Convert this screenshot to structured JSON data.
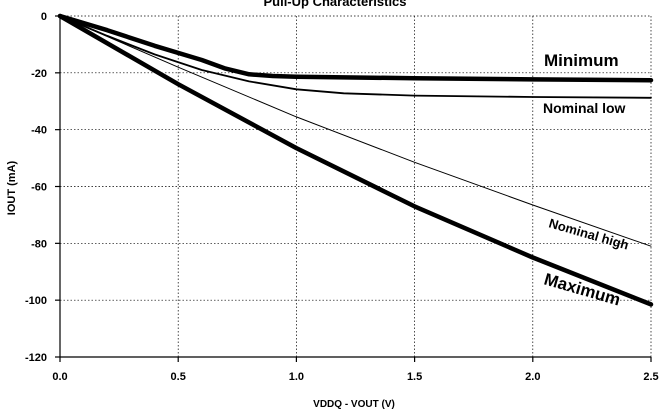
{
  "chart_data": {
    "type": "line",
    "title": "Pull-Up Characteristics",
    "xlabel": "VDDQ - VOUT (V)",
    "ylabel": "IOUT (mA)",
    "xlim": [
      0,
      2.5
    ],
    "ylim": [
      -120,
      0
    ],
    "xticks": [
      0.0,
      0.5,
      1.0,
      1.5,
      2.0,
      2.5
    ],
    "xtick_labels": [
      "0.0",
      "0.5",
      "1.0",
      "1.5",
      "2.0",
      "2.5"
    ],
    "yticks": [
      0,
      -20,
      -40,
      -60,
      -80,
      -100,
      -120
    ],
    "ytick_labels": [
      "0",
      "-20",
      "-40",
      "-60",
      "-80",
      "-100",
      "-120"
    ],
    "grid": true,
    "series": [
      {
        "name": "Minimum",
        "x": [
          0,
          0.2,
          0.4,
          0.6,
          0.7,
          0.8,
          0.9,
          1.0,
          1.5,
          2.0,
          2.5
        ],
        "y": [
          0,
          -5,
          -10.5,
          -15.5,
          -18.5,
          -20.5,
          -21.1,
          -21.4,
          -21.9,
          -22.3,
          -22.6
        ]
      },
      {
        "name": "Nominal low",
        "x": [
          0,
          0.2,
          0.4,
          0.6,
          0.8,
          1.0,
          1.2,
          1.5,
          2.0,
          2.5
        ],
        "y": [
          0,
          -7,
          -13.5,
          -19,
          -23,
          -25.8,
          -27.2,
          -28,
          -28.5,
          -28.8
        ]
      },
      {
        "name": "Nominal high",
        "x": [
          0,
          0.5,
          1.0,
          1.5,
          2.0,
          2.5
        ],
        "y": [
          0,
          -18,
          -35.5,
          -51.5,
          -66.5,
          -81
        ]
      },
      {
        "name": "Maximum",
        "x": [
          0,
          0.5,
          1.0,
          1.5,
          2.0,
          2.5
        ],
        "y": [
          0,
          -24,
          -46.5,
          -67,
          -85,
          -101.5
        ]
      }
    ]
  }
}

□ □ □ □ □

### EXERCISE GOAL
Set down all the data again exactly as above, pictures excluded.

### ANSWER BELOW
Convert this screenshot to structured JSON data.
{
  "chart_data": {
    "type": "line",
    "title": "Pull-Up Characteristics",
    "xlabel": "VDDQ - VOUT (V)",
    "ylabel": "IOUT (mA)",
    "xlim": [
      0,
      2.5
    ],
    "ylim": [
      -120,
      0
    ],
    "xticks": [
      0.0,
      0.5,
      1.0,
      1.5,
      2.0,
      2.5
    ],
    "xtick_labels": [
      "0.0",
      "0.5",
      "1.0",
      "1.5",
      "2.0",
      "2.5"
    ],
    "yticks": [
      0,
      -20,
      -40,
      -60,
      -80,
      -100,
      -120
    ],
    "ytick_labels": [
      "0",
      "-20",
      "-40",
      "-60",
      "-80",
      "-100",
      "-120"
    ],
    "grid": true,
    "series": [
      {
        "name": "Minimum",
        "x": [
          0,
          0.2,
          0.4,
          0.6,
          0.7,
          0.8,
          0.9,
          1.0,
          1.5,
          2.0,
          2.5
        ],
        "y": [
          0,
          -5,
          -10.5,
          -15.5,
          -18.5,
          -20.5,
          -21.1,
          -21.4,
          -21.9,
          -22.3,
          -22.6
        ]
      },
      {
        "name": "Nominal low",
        "x": [
          0,
          0.2,
          0.4,
          0.6,
          0.8,
          1.0,
          1.2,
          1.5,
          2.0,
          2.5
        ],
        "y": [
          0,
          -7,
          -13.5,
          -19,
          -23,
          -25.8,
          -27.2,
          -28,
          -28.5,
          -28.8
        ]
      },
      {
        "name": "Nominal high",
        "x": [
          0,
          0.5,
          1.0,
          1.5,
          2.0,
          2.5
        ],
        "y": [
          0,
          -18,
          -35.5,
          -51.5,
          -66.5,
          -81
        ]
      },
      {
        "name": "Maximum",
        "x": [
          0,
          0.5,
          1.0,
          1.5,
          2.0,
          2.5
        ],
        "y": [
          0,
          -24,
          -46.5,
          -67,
          -85,
          -101.5
        ]
      }
    ]
  }
}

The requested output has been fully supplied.